- _EXCERPT_
- Interactive map of Sand Bar State Park
- Type: State park
- Location: 1215 US Rt 2. Milton, Vermont
- Coordinates: 44°37′38″N 73°14′23″W﻿ / ﻿44.62709°N 73.23985°W
- Area: 15 acres (6.1 ha)
- Created: 1933
- Operator: Vermont Department of Forests, Parks, and Recreation
- Status: Open Memorial Day weekend - Labor Day weekend
- Website: https://vtstateparks.com/sandbar.html

= Sand Bar State Park =

State park in Chittenden County, Vermont

Sand Bar State Park is a 15 acre state park in Milton, Vermont on the shore of Lake Champlain. The park was established in 1933.

==Setting==

Entrance on US-2

The park is located on the eastern shore of Lake Champlain, north of Vermont's largest city, Burlington. It is located along United States Route Route 2 on the eastern end of a natural sandbar that spans the lake between the town of Milton in Chittenden County on the Vermont mainland and South Hero Island in Grand Isle County. Most of the sandbar is now topped by a causeway carrying US 2. The park occupies a roughly triangular parcel of land, bounded on the east by the 1560 acre Sand Bar Wildlife Management Area, also operated by the state. Sand Bar Park Road extends north from US 2, providing access to the park's facilities.

==Facilities==

Bathhouse

Park facilities include a 2000 ft sand beach, canoe and kayak rentals, a food concession, picnic tables with cooking grills, volleyball courts, horseshoes, and swings. The most prominent built feature of the park is a large stone bathhouse. It was built by the Civilian Conservation Corps (CCC) in 1933–35.

- _TASKS AND EXERCISES_
(1) In the Sand Bar State Park article, who built the large stone bathhouse?
(2) Could you extend the Sand Bar State Park article, picking up after its final sentence?

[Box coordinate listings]
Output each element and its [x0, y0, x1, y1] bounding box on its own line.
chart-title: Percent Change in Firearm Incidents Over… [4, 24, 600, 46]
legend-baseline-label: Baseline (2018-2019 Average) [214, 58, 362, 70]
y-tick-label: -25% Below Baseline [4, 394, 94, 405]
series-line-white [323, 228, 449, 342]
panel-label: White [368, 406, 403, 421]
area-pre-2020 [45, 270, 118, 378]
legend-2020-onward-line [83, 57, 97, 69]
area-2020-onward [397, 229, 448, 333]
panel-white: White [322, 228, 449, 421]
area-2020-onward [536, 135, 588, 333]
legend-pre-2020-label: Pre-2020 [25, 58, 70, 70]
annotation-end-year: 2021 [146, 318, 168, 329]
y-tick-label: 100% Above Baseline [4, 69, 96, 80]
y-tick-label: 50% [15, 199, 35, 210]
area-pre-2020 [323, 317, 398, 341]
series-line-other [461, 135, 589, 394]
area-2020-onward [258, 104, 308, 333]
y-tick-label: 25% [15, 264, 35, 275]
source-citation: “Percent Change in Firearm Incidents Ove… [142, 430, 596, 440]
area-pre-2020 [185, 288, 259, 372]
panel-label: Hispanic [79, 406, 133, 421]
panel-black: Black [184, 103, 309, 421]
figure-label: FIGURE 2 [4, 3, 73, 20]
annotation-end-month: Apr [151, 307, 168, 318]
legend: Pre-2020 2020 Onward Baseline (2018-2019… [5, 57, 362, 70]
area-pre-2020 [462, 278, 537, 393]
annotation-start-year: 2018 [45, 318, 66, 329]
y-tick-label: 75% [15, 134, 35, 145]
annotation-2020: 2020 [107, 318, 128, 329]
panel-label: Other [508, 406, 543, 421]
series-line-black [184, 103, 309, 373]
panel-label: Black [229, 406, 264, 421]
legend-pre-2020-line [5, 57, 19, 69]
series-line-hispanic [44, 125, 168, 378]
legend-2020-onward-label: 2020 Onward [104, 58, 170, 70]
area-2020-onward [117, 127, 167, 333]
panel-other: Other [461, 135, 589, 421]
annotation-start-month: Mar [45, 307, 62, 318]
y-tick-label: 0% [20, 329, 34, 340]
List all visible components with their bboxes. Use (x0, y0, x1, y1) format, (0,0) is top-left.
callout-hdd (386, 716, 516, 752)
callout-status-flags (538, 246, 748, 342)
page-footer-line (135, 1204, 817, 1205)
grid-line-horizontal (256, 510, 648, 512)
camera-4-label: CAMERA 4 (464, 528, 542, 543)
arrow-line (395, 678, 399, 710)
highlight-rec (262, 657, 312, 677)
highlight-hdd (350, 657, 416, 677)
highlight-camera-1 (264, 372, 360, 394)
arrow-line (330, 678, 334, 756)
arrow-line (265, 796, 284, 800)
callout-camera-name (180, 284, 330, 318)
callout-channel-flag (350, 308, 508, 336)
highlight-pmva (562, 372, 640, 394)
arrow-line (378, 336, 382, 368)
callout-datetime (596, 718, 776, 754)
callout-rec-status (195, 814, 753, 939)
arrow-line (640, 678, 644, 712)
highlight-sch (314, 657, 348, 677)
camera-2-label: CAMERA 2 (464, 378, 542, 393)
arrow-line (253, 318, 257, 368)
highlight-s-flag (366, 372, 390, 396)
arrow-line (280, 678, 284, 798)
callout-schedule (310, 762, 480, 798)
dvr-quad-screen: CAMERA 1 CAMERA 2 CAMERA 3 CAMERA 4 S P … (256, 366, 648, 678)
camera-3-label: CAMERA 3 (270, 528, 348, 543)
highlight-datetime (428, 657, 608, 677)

- _FINAL ANSWERS_
(1) The Civilian Conservation Corps (CCC) built it in 1933–35.

(2)
Activities includes swimming, boating, fishing, hiking, picnicking, wildlife watching, water sports and winter sports.

==History==
The park was Vermont's sixth state park and the first to be created on land purchased by the state. The land was developed in 1933 under the provisions of a 1929 state law authorizing such purchases. At first, it was primarily swampy marshland, which crews of the CCC cleared, filled, and graded. In addition to the bathhouse, the CCC also built a stone grill which still stands in the park. The upper level of the bathhouse was originally used as living quarters for caretakers and lifeguards but is now used for storage, while the rest of the structure, only modified to provide electricity and plumbing, continues in its original use. A reduced area of the park (about 4.5 acre) of the park surrounding the bathhouse was listed on the National Register of Historic Places in 2002 for its CCC-related elements.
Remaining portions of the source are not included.